■ **EXERCISE PROMPT**
Identify all lines of the data containing the string "this" and copy them.
+++++
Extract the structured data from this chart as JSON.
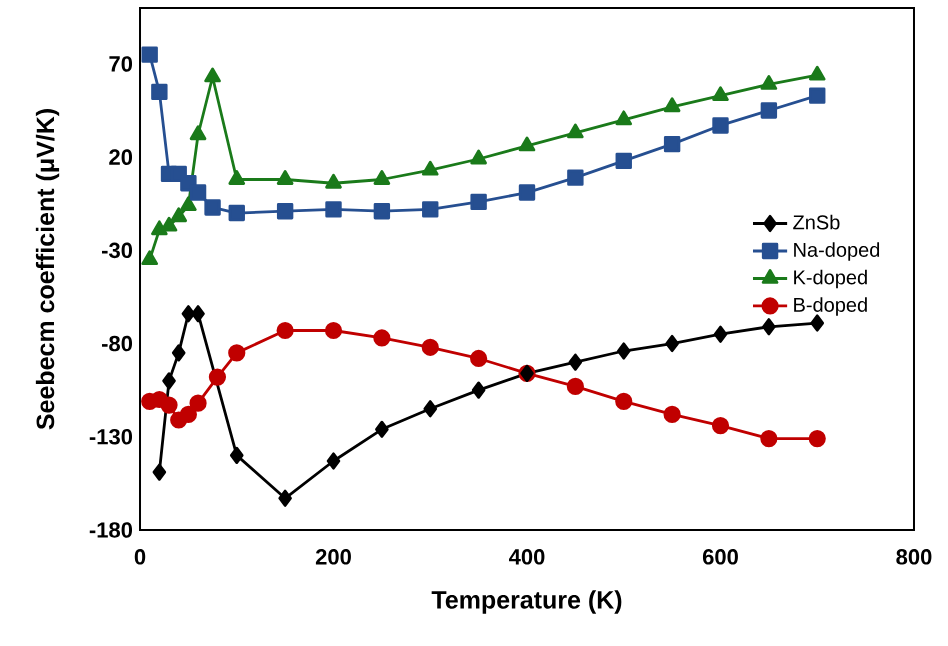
{
  "chart_data": {
    "type": "line",
    "xlabel": "Temperature (K)",
    "ylabel": "Seebecm coefficient (μV/K)",
    "xlim": [
      0,
      800
    ],
    "ylim": [
      -180,
      100
    ],
    "xticks": [
      0,
      200,
      400,
      600,
      800
    ],
    "yticks": [
      -180,
      -130,
      -80,
      -30,
      20,
      70
    ],
    "grid": false,
    "legend": "right",
    "line_style": "solid",
    "series": [
      {
        "name": "ZnSb",
        "color": "#000000",
        "marker": "diamond",
        "x": [
          20,
          30,
          40,
          50,
          60,
          100,
          150,
          200,
          250,
          300,
          350,
          400,
          450,
          500,
          550,
          600,
          650,
          700
        ],
        "values": [
          -149,
          -100,
          -85,
          -64,
          -64,
          -140,
          -163,
          -143,
          -126,
          -115,
          -105,
          -96,
          -90,
          -84,
          -80,
          -75,
          -71,
          -69
        ]
      },
      {
        "name": "Na-doped",
        "color": "#264f91",
        "marker": "square",
        "x": [
          10,
          20,
          30,
          40,
          50,
          60,
          75,
          100,
          150,
          200,
          250,
          300,
          350,
          400,
          450,
          500,
          550,
          600,
          650,
          700
        ],
        "values": [
          75,
          55,
          11,
          11,
          6,
          1,
          -7,
          -10,
          -9,
          -8,
          -9,
          -8,
          -4,
          1,
          9,
          18,
          27,
          37,
          45,
          53
        ]
      },
      {
        "name": "K-doped",
        "color": "#1a7a1a",
        "marker": "triangle",
        "x": [
          10,
          20,
          30,
          40,
          50,
          60,
          75,
          100,
          150,
          200,
          250,
          300,
          350,
          400,
          450,
          500,
          550,
          600,
          650,
          700
        ],
        "values": [
          -35,
          -19,
          -17,
          -12,
          -6,
          32,
          63,
          8,
          8,
          6,
          8,
          13,
          19,
          26,
          33,
          40,
          47,
          53,
          59,
          64
        ]
      },
      {
        "name": "B-doped",
        "color": "#c00000",
        "marker": "circle",
        "x": [
          10,
          20,
          30,
          40,
          50,
          60,
          80,
          100,
          150,
          200,
          250,
          300,
          350,
          400,
          450,
          500,
          550,
          600,
          650,
          700
        ],
        "values": [
          -111,
          -110,
          -113,
          -121,
          -118,
          -112,
          -98,
          -85,
          -73,
          -73,
          -77,
          -82,
          -88,
          -96,
          -103,
          -111,
          -118,
          -124,
          -131,
          -131
        ]
      }
    ]
  }
}
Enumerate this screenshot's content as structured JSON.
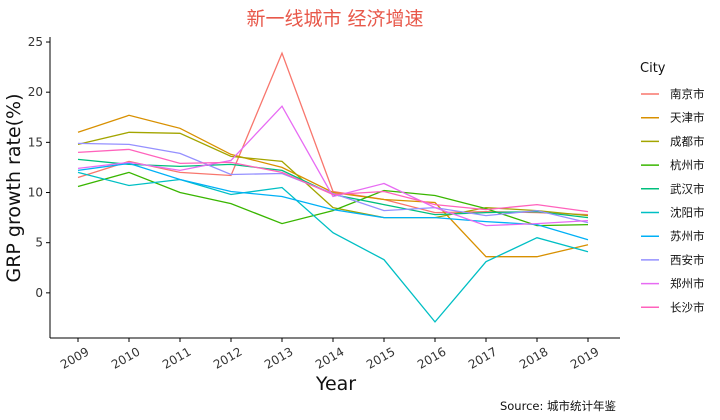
{
  "chart_data": {
    "type": "line",
    "title": "新一线城市 经济增速",
    "title_color": "#E8584A",
    "xlabel": "Year",
    "ylabel": "GRP growth rate(%)",
    "x": [
      "2009",
      "2010",
      "2011",
      "2012",
      "2013",
      "2014",
      "2015",
      "2016",
      "2017",
      "2018",
      "2019"
    ],
    "xlim": [
      2009,
      2019
    ],
    "ylim": [
      -4.5,
      25.5
    ],
    "yticks": [
      0,
      5,
      10,
      15,
      20,
      25
    ],
    "grid": false,
    "legend_title": "City",
    "legend_position": "right",
    "source": "Source: 城市统计年鉴",
    "series": [
      {
        "name": "南京市",
        "color": "#F8766D",
        "values": [
          11.5,
          13.1,
          12.0,
          11.7,
          23.9,
          10.1,
          9.3,
          8.0,
          8.1,
          8.0,
          7.8
        ]
      },
      {
        "name": "天津市",
        "color": "#D89000",
        "values": [
          16.0,
          17.7,
          16.4,
          13.8,
          12.5,
          10.0,
          9.3,
          9.0,
          3.6,
          3.6,
          4.8
        ]
      },
      {
        "name": "成都市",
        "color": "#A3A500",
        "values": [
          14.8,
          16.0,
          15.9,
          13.6,
          13.1,
          8.5,
          7.5,
          7.5,
          8.5,
          8.2,
          7.7
        ]
      },
      {
        "name": "杭州市",
        "color": "#39B600",
        "values": [
          10.6,
          12.0,
          10.0,
          8.9,
          6.9,
          8.2,
          10.2,
          9.7,
          8.4,
          6.7,
          6.8
        ]
      },
      {
        "name": "武汉市",
        "color": "#00BF7D",
        "values": [
          13.3,
          12.8,
          12.6,
          12.8,
          12.2,
          9.8,
          8.8,
          7.8,
          8.0,
          8.1,
          7.5
        ]
      },
      {
        "name": "沈阳市",
        "color": "#00BFC4",
        "values": [
          12.0,
          10.7,
          11.3,
          9.8,
          10.5,
          6.0,
          3.3,
          -2.9,
          3.1,
          5.5,
          4.1
        ]
      },
      {
        "name": "苏州市",
        "color": "#00B0F6",
        "values": [
          12.2,
          12.9,
          11.3,
          10.1,
          9.6,
          8.3,
          7.5,
          7.5,
          7.1,
          6.8,
          5.3
        ]
      },
      {
        "name": "西安市",
        "color": "#9590FF",
        "values": [
          14.9,
          14.8,
          13.9,
          11.8,
          11.9,
          9.9,
          8.2,
          8.5,
          7.7,
          8.2,
          7.0
        ]
      },
      {
        "name": "郑州市",
        "color": "#E76BF3",
        "values": [
          12.4,
          13.0,
          12.2,
          13.2,
          18.6,
          9.6,
          10.9,
          8.5,
          6.7,
          6.9,
          7.2
        ]
      },
      {
        "name": "长沙市",
        "color": "#FF62BC",
        "values": [
          14.0,
          14.3,
          12.9,
          13.0,
          12.0,
          9.8,
          10.1,
          8.8,
          8.3,
          8.8,
          8.1
        ]
      }
    ]
  }
}
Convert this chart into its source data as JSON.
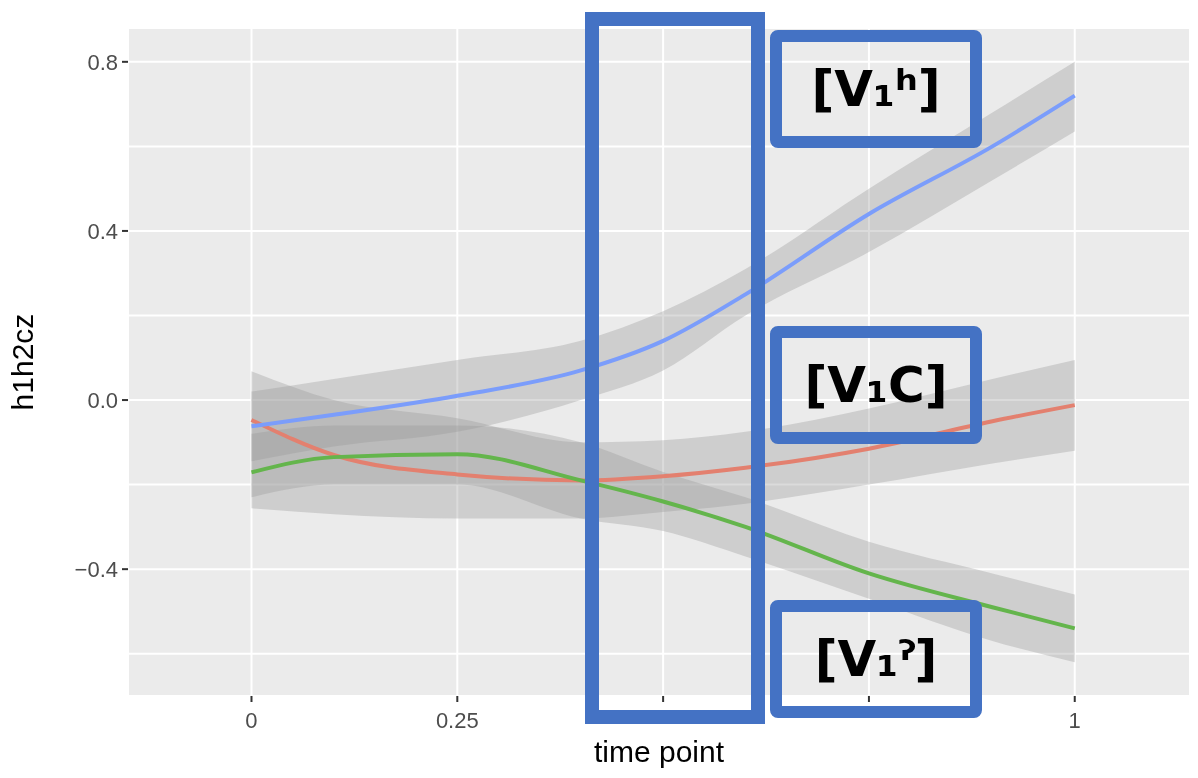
{
  "chart_data": {
    "type": "line",
    "xlabel": "time point",
    "ylabel": "h1h2cz",
    "x": [
      0,
      0.1,
      0.25,
      0.4,
      0.5,
      0.6,
      0.75,
      0.9,
      1
    ],
    "series": [
      {
        "color": "#e3806f",
        "values": [
          -0.047,
          -0.13,
          -0.176,
          -0.19,
          -0.18,
          -0.16,
          -0.115,
          -0.05,
          -0.012
        ],
        "lower": [
          -0.256,
          -0.27,
          -0.28,
          -0.28,
          -0.265,
          -0.245,
          -0.2,
          -0.15,
          -0.12
        ],
        "upper": [
          0.068,
          0.0,
          -0.043,
          -0.1,
          -0.095,
          -0.075,
          -0.02,
          0.05,
          0.095
        ]
      },
      {
        "color": "#64b54c",
        "values": [
          -0.171,
          -0.135,
          -0.128,
          -0.19,
          -0.24,
          -0.3,
          -0.41,
          -0.49,
          -0.54
        ],
        "lower": [
          -0.23,
          -0.2,
          -0.2,
          -0.28,
          -0.31,
          -0.37,
          -0.47,
          -0.57,
          -0.62
        ],
        "upper": [
          -0.08,
          -0.06,
          -0.06,
          -0.1,
          -0.17,
          -0.23,
          -0.335,
          -0.41,
          -0.46
        ]
      },
      {
        "color": "#7b9dfb",
        "values": [
          -0.062,
          -0.035,
          0.01,
          0.07,
          0.14,
          0.25,
          0.44,
          0.6,
          0.72
        ],
        "lower": [
          -0.145,
          -0.11,
          -0.075,
          0.0,
          0.07,
          0.2,
          0.35,
          0.52,
          0.635
        ],
        "upper": [
          0.02,
          0.05,
          0.095,
          0.14,
          0.21,
          0.31,
          0.5,
          0.68,
          0.8
        ]
      }
    ],
    "xlim": [
      -0.15,
      1.14
    ],
    "ylim": [
      -0.7,
      0.88
    ],
    "xticks": [
      0,
      0.25,
      {
        "value": 0.5,
        "label": null
      },
      {
        "value": 0.75,
        "label": null
      },
      1
    ],
    "yticks": [
      {
        "value": -0.6,
        "label": null
      },
      {
        "value": -0.4,
        "label": "−0.4"
      },
      {
        "value": -0.2,
        "label": null
      },
      {
        "value": 0,
        "label": "0.0"
      },
      {
        "value": 0.2,
        "label": null
      },
      0.4,
      {
        "value": 0.6,
        "label": null
      },
      0.8
    ],
    "grid": true,
    "annotations": [
      "[V₁ʰ]",
      "[V₁C]",
      "[V₁ˀ]"
    ]
  }
}
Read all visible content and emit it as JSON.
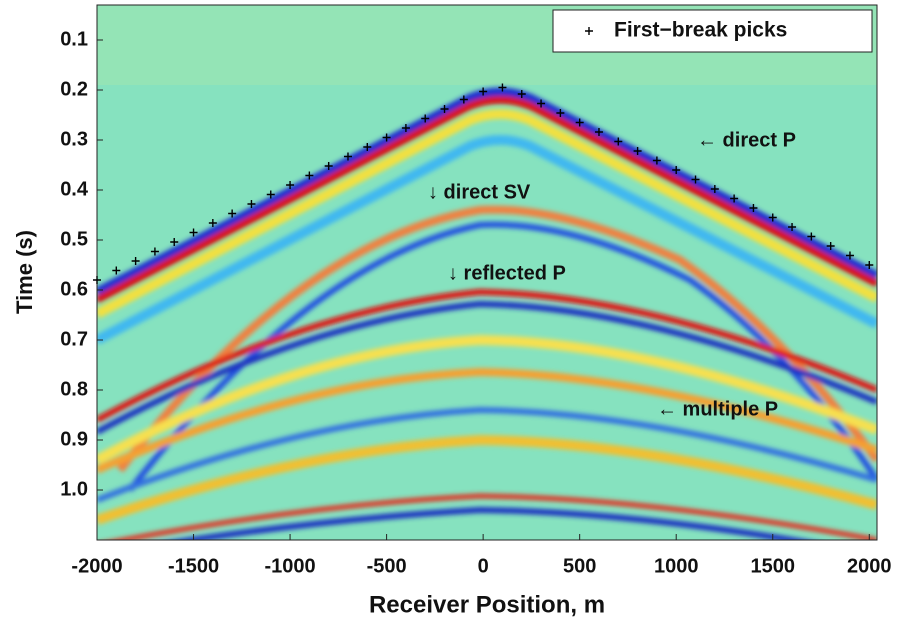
{
  "chart_data": {
    "type": "scatter",
    "xlabel": "Receiver Position, m",
    "ylabel": "Time (s)",
    "xlim": [
      -2000,
      2040
    ],
    "ylim": [
      0.03,
      1.1
    ],
    "y_inverted": true,
    "xticks": [
      -2000,
      -1500,
      -1000,
      -500,
      0,
      500,
      1000,
      1500,
      2000
    ],
    "yticks": [
      0.1,
      0.2,
      0.3,
      0.4,
      0.5,
      0.6,
      0.7,
      0.8,
      0.9,
      {
        "value": 1,
        "label": "1.0"
      }
    ],
    "legend": "upper right",
    "x": [
      -2000,
      -1900,
      -1800,
      -1700,
      -1600,
      -1500,
      -1400,
      -1300,
      -1200,
      -1100,
      -1000,
      -900,
      -800,
      -700,
      -600,
      -500,
      -400,
      -300,
      -200,
      -100,
      0,
      100,
      200,
      300,
      400,
      500,
      600,
      700,
      800,
      900,
      1000,
      1100,
      1200,
      1300,
      1400,
      1500,
      1600,
      1700,
      1800,
      1900,
      2000
    ],
    "series": [
      {
        "name": "First−break picks",
        "color": "#000000",
        "values": [
          0.58,
          0.561,
          0.542,
          0.523,
          0.504,
          0.485,
          0.466,
          0.447,
          0.428,
          0.409,
          0.39,
          0.371,
          0.352,
          0.333,
          0.314,
          0.295,
          0.276,
          0.257,
          0.238,
          0.219,
          0.203,
          0.195,
          0.208,
          0.227,
          0.246,
          0.265,
          0.284,
          0.303,
          0.322,
          0.341,
          0.36,
          0.379,
          0.398,
          0.417,
          0.436,
          0.455,
          0.474,
          0.493,
          0.512,
          0.531,
          0.55
        ]
      }
    ],
    "annotations": [
      {
        "text": "← direct P"
      },
      {
        "text": "↓ direct SV"
      },
      {
        "text": "↓ reflected P"
      },
      {
        "text": "← multiple P"
      }
    ]
  }
}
+++++
■ **SOLUTION BELOW**
Extract the structured data from this chart as JSON.
Enumerate this screenshot's content as structured JSON.
Convert this chart into its source data as JSON.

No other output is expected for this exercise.